SET EXERCISE 1 –
Name every iron compound that the iron catalyst text identifies by chemical formula.
SET EXERCISE 2 –
From the iron catalyst text, return word for word the passage starting with "We have observed" and going on through "Supplementary Fig. 24).".

TEXT EXTRACT –
## Begin

We have observed that the catalyst precursor is almost fully converted to χ-Fe5C2 during the in situ activation process, whilst Fe3O4 is partially regenerated during the first hours of the catalytic reaction, hence explaining the increases in H2 and CO2 conversion during this period. This finding is perfectly consistent with the recognized “Tandem mechanism” in which these two catalytically active phases (χ-Fe5C2 and Fe3O4) are responsible for the conversion of CO2 and H2 to syngas and for the subsequent C–C chain growth step to produce jet fuel44,58,59,60.
The formation of Fe2O3 in the used catalyst probably arises from the oxidation of Fe3O4 by CO2 and/or water during the reaction, while the Fe2O3 was reduced to Fe3O4 in the presence of H2 (showed in Supplementary Fig. 24).
Crystallite sizes were calculated using the Scherrer equation for the Fe-based catalysts precursor and these are listed in Table 2. The crystallite size for the Fe–Mn–K catalyst is typically around 14 nm, which is reflected in the observed broad reflections in the XRD spectrum of the catalyst precursor (as shown in Fig. 2).

## End

DATASET SECTION –
## Begin

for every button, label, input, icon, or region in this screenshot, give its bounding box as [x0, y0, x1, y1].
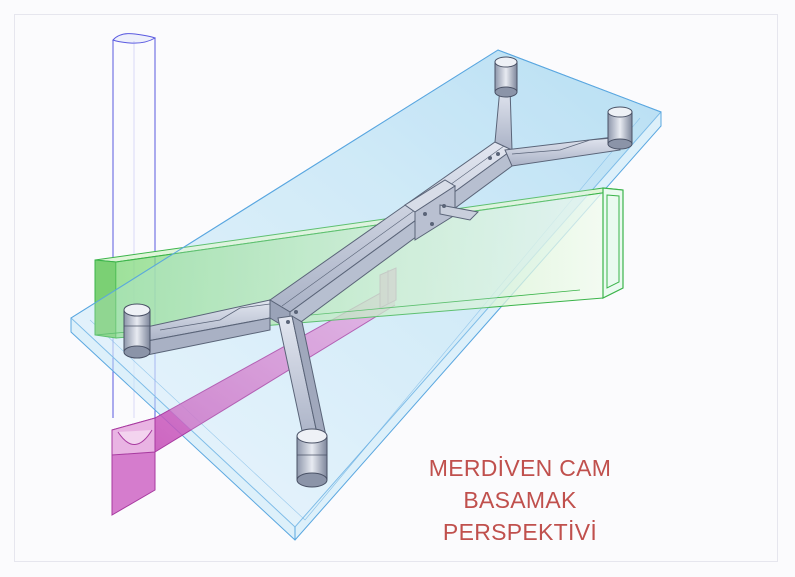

## End

FULL SOLUTION 1 –
χ-Fe5C2, Fe3O4, Fe2O3

FULL SOLUTION 2 –
We have observed that the catalyst precursor is almost fully converted to χ-Fe5C2 during the in situ activation process, whilst Fe3O4 is partially regenerated during the first hours of the catalytic reaction, hence explaining the increases in H2 and CO2 conversion during this period. This finding is perfectly consistent with the recognized “Tandem mechanism” in which these two catalytically active phases (χ-Fe5C2 and Fe3O4) are responsible for the conversion of CO2 and H2 to syngas and for the subsequent C–C chain growth step to produce jet fuel44,58,59,60.
The formation of Fe2O3 in the used catalyst probably arises from the oxidation of Fe3O4 by CO2 and/or water during the reaction, while the Fe2O3 was reduced to Fe3O4 in the presence of H2 (showed in Supplementary Fig. 24).